GIVEN EXERCISE → Write out all of the entries exactly, please.

GIVEN RECORDS →
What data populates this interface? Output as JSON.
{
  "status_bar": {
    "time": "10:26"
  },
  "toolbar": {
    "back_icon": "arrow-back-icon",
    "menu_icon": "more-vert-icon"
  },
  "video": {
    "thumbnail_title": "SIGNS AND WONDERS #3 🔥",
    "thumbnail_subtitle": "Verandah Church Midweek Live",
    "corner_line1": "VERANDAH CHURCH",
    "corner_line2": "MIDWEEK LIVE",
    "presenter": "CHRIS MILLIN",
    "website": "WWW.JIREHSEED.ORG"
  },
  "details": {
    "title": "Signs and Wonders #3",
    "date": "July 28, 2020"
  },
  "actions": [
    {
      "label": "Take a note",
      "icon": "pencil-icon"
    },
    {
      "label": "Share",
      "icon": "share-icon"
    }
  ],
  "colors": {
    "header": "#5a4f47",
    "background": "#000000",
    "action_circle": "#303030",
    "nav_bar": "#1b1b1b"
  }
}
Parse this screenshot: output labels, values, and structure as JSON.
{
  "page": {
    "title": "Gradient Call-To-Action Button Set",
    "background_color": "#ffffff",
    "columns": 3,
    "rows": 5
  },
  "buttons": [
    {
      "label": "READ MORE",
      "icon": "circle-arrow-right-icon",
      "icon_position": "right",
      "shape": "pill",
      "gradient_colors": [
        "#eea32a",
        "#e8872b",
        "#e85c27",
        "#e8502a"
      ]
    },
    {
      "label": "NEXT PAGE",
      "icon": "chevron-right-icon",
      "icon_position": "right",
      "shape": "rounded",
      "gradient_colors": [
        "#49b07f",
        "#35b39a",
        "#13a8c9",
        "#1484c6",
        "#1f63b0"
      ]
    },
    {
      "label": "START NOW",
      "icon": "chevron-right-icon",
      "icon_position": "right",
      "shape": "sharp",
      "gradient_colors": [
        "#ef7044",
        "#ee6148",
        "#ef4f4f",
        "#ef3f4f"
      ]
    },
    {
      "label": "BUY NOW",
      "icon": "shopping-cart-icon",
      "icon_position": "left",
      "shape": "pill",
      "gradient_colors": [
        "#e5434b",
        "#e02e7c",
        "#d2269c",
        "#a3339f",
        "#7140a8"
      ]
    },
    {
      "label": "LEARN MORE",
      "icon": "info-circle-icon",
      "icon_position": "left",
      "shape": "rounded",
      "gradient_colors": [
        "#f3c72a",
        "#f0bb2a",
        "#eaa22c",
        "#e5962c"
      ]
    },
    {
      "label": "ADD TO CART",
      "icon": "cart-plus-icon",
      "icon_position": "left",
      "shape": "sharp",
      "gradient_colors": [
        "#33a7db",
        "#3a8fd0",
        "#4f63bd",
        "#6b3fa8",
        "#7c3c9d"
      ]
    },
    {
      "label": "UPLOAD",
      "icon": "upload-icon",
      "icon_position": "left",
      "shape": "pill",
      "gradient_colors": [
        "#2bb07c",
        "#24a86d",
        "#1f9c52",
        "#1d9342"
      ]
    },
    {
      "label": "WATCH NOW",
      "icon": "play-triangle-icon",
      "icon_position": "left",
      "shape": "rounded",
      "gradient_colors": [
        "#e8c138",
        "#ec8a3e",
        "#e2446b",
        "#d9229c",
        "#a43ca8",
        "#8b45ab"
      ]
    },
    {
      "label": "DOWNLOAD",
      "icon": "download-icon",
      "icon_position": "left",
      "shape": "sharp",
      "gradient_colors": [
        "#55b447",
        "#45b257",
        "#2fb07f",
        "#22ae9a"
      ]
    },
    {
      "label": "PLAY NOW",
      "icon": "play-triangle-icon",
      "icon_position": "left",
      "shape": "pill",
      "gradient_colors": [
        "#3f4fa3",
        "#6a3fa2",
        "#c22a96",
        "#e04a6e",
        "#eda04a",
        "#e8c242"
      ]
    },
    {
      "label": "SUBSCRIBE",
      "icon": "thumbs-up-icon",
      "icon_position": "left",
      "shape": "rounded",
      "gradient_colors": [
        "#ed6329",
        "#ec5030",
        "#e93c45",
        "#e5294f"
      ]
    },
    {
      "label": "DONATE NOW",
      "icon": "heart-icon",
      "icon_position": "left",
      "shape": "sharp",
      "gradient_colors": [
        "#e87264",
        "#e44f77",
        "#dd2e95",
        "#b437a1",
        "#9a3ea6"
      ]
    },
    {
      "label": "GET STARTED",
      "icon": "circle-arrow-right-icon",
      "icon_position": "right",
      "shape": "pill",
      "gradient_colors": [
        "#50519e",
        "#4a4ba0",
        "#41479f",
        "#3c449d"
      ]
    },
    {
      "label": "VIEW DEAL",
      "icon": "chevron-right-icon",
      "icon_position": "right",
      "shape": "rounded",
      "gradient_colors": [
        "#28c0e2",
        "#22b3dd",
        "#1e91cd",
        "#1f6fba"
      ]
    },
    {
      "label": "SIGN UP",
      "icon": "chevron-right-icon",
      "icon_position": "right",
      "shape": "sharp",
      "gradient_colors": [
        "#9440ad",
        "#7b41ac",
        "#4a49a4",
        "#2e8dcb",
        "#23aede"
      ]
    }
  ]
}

WRITTEN RESPONSE →
What data populates this interface? Output as JSON.
{
  "status_bar": {
    "time": "10:26"
  },
  "toolbar": {
    "back_icon": "arrow-back-icon",
    "menu_icon": "more-vert-icon"
  },
  "video": {
    "thumbnail_title": "SIGNS AND WONDERS #3 🔥",
    "thumbnail_subtitle": "Verandah Church Midweek Live",
    "corner_line1": "VERANDAH CHURCH",
    "corner_line2": "MIDWEEK LIVE",
    "presenter": "CHRIS MILLIN",
    "website": "WWW.JIREHSEED.ORG"
  },
  "details": {
    "title": "Signs and Wonders #3",
    "date": "July 28, 2020"
  },
  "actions": [
    {
      "label": "Take a note",
      "icon": "pencil-icon"
    },
    {
      "label": "Share",
      "icon": "share-icon"
    }
  ],
  "colors": {
    "header": "#5a4f47",
    "background": "#000000",
    "action_circle": "#303030",
    "nav_bar": "#1b1b1b"
  }
}
Parse this screenshot: output labels, values, and structure as JSON.
{
  "page": {
    "title": "Gradient Call-To-Action Button Set",
    "background_color": "#ffffff",
    "columns": 3,
    "rows": 5
  },
  "buttons": [
    {
      "label": "READ MORE",
      "icon": "circle-arrow-right-icon",
      "icon_position": "right",
      "shape": "pill",
      "gradient_colors": [
        "#eea32a",
        "#e8872b",
        "#e85c27",
        "#e8502a"
      ]
    },
    {
      "label": "NEXT PAGE",
      "icon": "chevron-right-icon",
      "icon_position": "right",
      "shape": "rounded",
      "gradient_colors": [
        "#49b07f",
        "#35b39a",
        "#13a8c9",
        "#1484c6",
        "#1f63b0"
      ]
    },
    {
      "label": "START NOW",
      "icon": "chevron-right-icon",
      "icon_position": "right",
      "shape": "sharp",
      "gradient_colors": [
        "#ef7044",
        "#ee6148",
        "#ef4f4f",
        "#ef3f4f"
      ]
    },
    {
      "label": "BUY NOW",
      "icon": "shopping-cart-icon",
      "icon_position": "left",
      "shape": "pill",
      "gradient_colors": [
        "#e5434b",
        "#e02e7c",
        "#d2269c",
        "#a3339f",
        "#7140a8"
      ]
    },
    {
      "label": "LEARN MORE",
      "icon": "info-circle-icon",
      "icon_position": "left",
      "shape": "rounded",
      "gradient_colors": [
        "#f3c72a",
        "#f0bb2a",
        "#eaa22c",
        "#e5962c"
      ]
    },
    {
      "label": "ADD TO CART",
      "icon": "cart-plus-icon",
      "icon_position": "left",
      "shape": "sharp",
      "gradient_colors": [
        "#33a7db",
        "#3a8fd0",
        "#4f63bd",
        "#6b3fa8",
        "#7c3c9d"
      ]
    },
    {
      "label": "UPLOAD",
      "icon": "upload-icon",
      "icon_position": "left",
      "shape": "pill",
      "gradient_colors": [
        "#2bb07c",
        "#24a86d",
        "#1f9c52",
        "#1d9342"
      ]
    },
    {
      "label": "WATCH NOW",
      "icon": "play-triangle-icon",
      "icon_position": "left",
      "shape": "rounded",
      "gradient_colors": [
        "#e8c138",
        "#ec8a3e",
        "#e2446b",
        "#d9229c",
        "#a43ca8",
        "#8b45ab"
      ]
    },
    {
      "label": "DOWNLOAD",
      "icon": "download-icon",
      "icon_position": "left",
      "shape": "sharp",
      "gradient_colors": [
        "#55b447",
        "#45b257",
        "#2fb07f",
        "#22ae9a"
      ]
    },
    {
      "label": "PLAY NOW",
      "icon": "play-triangle-icon",
      "icon_position": "left",
      "shape": "pill",
      "gradient_colors": [
        "#3f4fa3",
        "#6a3fa2",
        "#c22a96",
        "#e04a6e",
        "#eda04a",
        "#e8c242"
      ]
    },
    {
      "label": "SUBSCRIBE",
      "icon": "thumbs-up-icon",
      "icon_position": "left",
      "shape": "rounded",
      "gradient_colors": [
        "#ed6329",
        "#ec5030",
        "#e93c45",
        "#e5294f"
      ]
    },
    {
      "label": "DONATE NOW",
      "icon": "heart-icon",
      "icon_position": "left",
      "shape": "sharp",
      "gradient_colors": [
        "#e87264",
        "#e44f77",
        "#dd2e95",
        "#b437a1",
        "#9a3ea6"
      ]
    },
    {
      "label": "GET STARTED",
      "icon": "circle-arrow-right-icon",
      "icon_position": "right",
      "shape": "pill",
      "gradient_colors": [
        "#50519e",
        "#4a4ba0",
        "#41479f",
        "#3c449d"
      ]
    },
    {
      "label": "VIEW DEAL",
      "icon": "chevron-right-icon",
      "icon_position": "right",
      "shape": "rounded",
      "gradient_colors": [
        "#28c0e2",
        "#22b3dd",
        "#1e91cd",
        "#1f6fba"
      ]
    },
    {
      "label": "SIGN UP",
      "icon": "chevron-right-icon",
      "icon_position": "right",
      "shape": "sharp",
      "gradient_colors": [
        "#9440ad",
        "#7b41ac",
        "#4a49a4",
        "#2e8dcb",
        "#23aede"
      ]
    }
  ]
}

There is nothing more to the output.